● **SUPPLIED ENTRIES**
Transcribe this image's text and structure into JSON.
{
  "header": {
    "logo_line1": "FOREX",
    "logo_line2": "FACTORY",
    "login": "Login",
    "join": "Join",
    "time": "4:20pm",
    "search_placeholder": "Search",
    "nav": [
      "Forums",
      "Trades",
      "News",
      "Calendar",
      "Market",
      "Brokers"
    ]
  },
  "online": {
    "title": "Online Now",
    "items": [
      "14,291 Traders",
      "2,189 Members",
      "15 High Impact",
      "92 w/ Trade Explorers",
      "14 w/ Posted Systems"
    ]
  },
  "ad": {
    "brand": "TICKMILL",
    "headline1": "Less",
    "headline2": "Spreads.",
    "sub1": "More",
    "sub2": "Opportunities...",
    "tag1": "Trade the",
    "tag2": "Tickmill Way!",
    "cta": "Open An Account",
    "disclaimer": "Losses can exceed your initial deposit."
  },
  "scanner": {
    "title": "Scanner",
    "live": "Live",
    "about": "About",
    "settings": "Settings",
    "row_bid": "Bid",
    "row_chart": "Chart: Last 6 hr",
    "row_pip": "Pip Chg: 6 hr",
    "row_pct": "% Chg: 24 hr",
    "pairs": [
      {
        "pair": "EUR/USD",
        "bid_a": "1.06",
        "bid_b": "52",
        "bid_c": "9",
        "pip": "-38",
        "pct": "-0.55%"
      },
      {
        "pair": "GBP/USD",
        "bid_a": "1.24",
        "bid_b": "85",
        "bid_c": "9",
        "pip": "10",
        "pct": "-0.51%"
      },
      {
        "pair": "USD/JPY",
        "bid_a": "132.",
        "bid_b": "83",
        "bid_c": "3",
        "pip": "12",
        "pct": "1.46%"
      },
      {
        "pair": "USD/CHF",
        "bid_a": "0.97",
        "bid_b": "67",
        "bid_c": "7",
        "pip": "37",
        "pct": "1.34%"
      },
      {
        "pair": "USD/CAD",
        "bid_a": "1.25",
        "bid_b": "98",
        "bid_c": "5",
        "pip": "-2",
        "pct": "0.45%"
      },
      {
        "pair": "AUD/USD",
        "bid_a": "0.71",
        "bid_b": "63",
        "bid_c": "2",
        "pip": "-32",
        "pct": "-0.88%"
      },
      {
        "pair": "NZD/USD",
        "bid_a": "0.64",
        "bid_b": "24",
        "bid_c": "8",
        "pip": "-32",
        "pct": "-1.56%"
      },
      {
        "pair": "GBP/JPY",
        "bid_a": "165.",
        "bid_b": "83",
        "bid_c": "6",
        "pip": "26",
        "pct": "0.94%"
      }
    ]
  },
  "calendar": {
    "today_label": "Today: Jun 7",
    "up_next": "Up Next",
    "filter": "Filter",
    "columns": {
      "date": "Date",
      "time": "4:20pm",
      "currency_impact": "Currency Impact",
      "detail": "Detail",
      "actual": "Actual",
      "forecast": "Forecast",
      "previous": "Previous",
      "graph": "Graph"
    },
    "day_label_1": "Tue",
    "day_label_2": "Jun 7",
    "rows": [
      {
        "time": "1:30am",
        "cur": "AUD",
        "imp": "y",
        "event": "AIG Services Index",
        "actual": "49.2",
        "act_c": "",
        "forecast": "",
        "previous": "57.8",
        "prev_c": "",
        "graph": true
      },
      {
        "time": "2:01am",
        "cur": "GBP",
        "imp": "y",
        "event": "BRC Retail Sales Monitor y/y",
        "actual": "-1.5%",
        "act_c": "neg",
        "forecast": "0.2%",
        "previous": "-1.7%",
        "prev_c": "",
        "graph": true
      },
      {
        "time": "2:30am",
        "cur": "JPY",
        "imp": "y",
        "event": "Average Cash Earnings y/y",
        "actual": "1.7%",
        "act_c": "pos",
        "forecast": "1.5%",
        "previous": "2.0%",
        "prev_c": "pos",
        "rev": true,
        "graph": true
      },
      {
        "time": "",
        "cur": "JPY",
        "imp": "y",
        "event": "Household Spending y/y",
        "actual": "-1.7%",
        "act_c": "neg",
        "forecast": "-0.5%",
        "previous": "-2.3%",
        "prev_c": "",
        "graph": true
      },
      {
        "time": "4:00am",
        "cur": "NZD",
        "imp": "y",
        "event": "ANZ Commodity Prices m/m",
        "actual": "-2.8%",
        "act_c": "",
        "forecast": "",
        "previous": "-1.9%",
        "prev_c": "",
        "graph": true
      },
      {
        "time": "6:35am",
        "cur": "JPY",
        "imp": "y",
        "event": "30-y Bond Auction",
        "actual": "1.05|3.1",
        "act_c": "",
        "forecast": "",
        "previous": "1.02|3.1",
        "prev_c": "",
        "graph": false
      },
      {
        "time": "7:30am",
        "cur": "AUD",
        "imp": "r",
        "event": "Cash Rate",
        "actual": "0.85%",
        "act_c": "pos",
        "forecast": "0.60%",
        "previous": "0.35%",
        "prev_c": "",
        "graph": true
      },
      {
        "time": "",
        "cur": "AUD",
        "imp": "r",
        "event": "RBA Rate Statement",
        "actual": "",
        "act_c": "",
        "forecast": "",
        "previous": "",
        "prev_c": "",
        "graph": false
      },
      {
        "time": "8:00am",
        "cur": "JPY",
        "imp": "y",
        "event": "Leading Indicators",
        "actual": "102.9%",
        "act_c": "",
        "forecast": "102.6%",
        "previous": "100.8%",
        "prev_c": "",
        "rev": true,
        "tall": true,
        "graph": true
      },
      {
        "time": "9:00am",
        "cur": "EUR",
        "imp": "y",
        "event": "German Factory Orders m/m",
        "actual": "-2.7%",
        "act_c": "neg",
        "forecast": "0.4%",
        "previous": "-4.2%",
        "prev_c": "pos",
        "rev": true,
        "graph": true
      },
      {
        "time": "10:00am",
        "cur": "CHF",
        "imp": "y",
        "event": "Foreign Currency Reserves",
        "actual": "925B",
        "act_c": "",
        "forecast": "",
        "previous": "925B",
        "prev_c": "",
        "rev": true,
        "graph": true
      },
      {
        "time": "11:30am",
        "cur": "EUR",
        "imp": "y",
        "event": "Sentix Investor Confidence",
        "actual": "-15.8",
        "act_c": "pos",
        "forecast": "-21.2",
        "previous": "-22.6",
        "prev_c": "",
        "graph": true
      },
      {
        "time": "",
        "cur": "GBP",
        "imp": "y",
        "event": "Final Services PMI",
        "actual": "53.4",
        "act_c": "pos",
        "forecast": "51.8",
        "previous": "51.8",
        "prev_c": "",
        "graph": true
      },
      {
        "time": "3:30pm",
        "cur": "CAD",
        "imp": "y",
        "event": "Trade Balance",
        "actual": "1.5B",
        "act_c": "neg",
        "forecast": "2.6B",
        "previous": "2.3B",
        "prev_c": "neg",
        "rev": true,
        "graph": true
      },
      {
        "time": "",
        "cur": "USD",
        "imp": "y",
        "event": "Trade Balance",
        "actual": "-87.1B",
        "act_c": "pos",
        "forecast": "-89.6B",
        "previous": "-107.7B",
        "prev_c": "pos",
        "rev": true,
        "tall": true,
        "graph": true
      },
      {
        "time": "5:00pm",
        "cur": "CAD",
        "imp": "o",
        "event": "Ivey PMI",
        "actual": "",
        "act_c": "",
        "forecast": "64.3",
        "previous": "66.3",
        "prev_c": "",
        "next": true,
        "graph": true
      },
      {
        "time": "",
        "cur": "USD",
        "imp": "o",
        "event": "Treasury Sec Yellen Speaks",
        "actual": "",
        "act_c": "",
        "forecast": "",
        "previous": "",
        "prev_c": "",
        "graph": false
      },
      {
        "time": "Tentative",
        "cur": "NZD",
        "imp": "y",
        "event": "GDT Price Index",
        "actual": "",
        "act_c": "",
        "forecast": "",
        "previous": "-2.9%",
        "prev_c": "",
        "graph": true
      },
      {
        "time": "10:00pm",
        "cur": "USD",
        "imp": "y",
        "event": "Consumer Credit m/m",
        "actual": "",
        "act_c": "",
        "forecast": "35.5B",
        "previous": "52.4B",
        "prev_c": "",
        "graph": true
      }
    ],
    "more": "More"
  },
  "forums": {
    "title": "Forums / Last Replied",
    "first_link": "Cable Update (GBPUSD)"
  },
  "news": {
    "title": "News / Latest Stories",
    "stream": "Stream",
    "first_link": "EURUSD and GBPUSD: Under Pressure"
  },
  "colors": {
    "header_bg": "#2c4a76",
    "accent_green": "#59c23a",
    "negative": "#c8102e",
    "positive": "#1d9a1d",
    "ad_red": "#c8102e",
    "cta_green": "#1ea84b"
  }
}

● **TASK BRIEF**
Scan the material above. Return every line containing the string "Last".

● **SOLUTION**
    "row_chart": "Chart: Last 6 hr",
    "title": "Forums / Last Replied",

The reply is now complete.